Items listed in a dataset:
|---|
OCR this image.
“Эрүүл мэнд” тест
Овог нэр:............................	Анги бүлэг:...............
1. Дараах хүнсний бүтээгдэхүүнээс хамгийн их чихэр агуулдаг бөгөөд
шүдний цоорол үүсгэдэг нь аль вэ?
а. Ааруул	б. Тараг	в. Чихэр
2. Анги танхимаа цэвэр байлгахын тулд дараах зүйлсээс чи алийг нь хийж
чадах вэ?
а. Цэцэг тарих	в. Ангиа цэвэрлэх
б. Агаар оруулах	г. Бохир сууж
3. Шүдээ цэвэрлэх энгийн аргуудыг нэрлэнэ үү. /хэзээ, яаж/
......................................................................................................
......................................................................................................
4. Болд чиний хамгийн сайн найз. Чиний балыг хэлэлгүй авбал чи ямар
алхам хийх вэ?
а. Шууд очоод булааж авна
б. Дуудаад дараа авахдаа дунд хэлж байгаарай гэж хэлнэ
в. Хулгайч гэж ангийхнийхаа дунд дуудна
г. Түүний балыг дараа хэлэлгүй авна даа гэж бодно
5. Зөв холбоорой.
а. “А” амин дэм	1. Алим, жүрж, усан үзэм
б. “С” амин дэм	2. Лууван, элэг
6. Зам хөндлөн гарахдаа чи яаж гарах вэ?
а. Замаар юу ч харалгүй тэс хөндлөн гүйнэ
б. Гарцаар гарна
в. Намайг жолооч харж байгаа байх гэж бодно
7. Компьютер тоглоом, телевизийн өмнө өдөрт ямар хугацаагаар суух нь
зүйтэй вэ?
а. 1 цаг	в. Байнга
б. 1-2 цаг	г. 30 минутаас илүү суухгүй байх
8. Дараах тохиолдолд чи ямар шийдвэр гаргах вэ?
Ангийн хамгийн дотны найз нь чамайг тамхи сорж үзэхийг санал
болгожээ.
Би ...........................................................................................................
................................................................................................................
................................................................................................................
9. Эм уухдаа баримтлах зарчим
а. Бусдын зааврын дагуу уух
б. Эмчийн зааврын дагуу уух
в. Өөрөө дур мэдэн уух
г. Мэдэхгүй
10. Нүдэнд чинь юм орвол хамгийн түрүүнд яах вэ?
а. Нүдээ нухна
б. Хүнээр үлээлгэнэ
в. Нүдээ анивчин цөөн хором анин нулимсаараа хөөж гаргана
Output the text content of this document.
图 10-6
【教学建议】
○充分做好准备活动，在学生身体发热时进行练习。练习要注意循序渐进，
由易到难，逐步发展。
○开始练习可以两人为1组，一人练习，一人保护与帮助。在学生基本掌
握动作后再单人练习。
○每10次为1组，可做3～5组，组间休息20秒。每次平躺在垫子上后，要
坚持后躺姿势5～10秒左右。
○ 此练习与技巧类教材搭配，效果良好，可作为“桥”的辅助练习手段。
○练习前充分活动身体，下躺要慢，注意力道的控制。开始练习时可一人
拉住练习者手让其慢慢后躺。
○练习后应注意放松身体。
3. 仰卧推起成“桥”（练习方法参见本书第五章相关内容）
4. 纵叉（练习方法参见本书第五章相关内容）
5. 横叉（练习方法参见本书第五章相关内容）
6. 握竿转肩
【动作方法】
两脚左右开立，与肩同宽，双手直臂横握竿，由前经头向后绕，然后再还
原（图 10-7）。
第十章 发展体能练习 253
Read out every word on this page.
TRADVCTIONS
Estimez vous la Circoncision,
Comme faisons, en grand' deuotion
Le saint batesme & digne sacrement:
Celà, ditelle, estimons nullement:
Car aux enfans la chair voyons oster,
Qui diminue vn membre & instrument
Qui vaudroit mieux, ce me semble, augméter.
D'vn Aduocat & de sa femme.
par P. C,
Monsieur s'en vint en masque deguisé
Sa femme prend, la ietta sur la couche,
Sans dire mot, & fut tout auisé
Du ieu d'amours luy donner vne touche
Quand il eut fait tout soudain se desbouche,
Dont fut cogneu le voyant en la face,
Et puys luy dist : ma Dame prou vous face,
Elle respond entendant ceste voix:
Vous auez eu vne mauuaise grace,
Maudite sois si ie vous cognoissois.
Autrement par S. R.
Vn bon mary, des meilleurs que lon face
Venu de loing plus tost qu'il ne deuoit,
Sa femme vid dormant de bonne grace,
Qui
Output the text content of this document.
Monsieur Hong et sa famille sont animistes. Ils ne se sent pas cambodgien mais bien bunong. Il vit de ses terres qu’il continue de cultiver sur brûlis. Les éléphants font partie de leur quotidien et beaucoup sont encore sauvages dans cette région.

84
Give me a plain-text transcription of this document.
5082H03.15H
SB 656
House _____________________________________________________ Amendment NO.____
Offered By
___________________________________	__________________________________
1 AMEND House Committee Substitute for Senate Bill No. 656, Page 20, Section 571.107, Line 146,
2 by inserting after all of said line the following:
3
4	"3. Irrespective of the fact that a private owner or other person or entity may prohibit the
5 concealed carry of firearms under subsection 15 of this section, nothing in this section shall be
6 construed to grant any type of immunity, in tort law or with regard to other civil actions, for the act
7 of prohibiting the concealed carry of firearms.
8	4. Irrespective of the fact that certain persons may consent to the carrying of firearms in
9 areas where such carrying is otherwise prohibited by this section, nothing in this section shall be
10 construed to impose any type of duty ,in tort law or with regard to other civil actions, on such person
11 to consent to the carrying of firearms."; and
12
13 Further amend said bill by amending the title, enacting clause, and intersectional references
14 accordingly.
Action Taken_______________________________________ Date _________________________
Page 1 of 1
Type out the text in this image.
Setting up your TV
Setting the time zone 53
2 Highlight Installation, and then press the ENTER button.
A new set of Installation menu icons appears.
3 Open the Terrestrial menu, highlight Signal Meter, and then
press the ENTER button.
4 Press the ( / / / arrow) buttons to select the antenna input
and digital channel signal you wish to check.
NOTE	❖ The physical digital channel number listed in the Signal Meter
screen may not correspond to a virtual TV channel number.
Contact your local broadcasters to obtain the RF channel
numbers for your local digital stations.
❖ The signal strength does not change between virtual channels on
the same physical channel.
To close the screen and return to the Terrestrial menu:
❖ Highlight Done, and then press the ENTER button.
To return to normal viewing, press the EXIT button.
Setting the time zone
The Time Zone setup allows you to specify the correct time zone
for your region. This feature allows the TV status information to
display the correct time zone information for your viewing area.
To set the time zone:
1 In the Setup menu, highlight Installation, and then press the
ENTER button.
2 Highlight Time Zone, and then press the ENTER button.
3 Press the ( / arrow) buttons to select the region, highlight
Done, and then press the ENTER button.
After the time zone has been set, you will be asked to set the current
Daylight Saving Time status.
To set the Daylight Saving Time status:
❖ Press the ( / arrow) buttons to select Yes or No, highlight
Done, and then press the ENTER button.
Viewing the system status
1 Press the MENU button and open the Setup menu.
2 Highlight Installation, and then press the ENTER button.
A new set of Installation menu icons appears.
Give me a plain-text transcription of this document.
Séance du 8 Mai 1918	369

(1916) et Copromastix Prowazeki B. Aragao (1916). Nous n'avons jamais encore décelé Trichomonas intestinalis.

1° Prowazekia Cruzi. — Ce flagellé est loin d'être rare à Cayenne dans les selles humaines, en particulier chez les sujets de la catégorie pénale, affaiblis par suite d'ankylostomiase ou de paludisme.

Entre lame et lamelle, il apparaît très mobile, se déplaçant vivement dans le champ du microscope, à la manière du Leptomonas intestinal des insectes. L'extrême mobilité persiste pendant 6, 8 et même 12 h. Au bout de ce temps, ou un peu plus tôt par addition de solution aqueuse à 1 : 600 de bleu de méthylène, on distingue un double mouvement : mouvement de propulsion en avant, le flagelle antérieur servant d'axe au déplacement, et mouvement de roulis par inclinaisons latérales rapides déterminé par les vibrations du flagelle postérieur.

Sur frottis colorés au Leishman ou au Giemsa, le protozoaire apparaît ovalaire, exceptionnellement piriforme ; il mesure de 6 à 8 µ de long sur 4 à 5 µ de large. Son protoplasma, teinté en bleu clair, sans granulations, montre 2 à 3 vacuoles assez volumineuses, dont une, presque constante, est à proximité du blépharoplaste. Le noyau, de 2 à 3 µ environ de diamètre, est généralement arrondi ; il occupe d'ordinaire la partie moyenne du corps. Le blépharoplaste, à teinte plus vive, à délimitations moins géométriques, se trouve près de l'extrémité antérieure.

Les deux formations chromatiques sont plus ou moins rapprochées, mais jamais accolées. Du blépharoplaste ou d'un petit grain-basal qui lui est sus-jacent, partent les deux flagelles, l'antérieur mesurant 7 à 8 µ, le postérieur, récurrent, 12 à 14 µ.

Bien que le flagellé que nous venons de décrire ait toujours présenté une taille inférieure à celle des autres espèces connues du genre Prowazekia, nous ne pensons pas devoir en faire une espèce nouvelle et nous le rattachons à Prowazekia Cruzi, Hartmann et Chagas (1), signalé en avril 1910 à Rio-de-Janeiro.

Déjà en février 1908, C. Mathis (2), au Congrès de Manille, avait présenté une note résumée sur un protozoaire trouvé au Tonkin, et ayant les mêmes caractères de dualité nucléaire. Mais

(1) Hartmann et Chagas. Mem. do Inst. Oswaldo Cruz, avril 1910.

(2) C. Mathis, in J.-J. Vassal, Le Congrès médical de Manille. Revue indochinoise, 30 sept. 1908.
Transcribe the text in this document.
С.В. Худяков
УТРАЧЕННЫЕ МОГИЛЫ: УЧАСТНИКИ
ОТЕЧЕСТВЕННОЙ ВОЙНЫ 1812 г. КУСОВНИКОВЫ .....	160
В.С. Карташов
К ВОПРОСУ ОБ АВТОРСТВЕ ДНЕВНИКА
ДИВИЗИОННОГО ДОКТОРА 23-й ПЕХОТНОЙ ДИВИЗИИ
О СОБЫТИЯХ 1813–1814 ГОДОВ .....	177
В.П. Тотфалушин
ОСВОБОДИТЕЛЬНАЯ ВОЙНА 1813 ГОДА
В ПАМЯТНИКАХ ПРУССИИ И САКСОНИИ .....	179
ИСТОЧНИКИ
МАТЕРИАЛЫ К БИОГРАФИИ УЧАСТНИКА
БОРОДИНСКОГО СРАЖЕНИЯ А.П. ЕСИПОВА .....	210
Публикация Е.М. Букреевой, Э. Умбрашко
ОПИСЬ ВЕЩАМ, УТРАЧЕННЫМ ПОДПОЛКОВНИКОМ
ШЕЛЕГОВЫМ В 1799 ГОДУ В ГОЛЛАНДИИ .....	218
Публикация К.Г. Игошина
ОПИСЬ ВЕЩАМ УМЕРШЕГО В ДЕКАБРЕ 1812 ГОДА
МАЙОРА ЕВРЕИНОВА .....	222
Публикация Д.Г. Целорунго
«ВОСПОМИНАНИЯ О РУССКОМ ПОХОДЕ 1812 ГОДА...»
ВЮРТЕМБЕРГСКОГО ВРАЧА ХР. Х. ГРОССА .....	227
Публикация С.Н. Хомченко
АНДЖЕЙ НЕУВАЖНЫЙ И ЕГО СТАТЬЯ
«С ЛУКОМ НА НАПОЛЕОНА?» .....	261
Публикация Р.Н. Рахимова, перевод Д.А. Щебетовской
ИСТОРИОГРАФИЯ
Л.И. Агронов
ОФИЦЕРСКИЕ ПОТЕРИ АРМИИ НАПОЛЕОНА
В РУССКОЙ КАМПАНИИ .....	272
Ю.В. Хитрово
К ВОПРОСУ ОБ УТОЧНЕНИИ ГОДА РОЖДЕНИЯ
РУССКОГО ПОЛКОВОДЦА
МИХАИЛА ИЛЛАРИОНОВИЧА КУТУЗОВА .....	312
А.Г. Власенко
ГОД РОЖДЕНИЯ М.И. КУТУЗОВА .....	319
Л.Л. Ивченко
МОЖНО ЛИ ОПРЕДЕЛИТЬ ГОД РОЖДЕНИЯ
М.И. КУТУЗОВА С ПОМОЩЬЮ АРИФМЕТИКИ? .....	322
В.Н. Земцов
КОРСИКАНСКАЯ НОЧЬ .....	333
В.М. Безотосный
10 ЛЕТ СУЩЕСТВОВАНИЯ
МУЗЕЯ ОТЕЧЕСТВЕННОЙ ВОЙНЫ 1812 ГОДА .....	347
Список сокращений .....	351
|---|
_Short task_.
Find every line above that contains the word "дунд", and return each one.

_Output of the task_.
б. Дуудаад дараа авахдаа дунд хэлж байгаарай гэж хэлнэ
в. Хулгайч гэж ангийхнийхаа дунд дуудна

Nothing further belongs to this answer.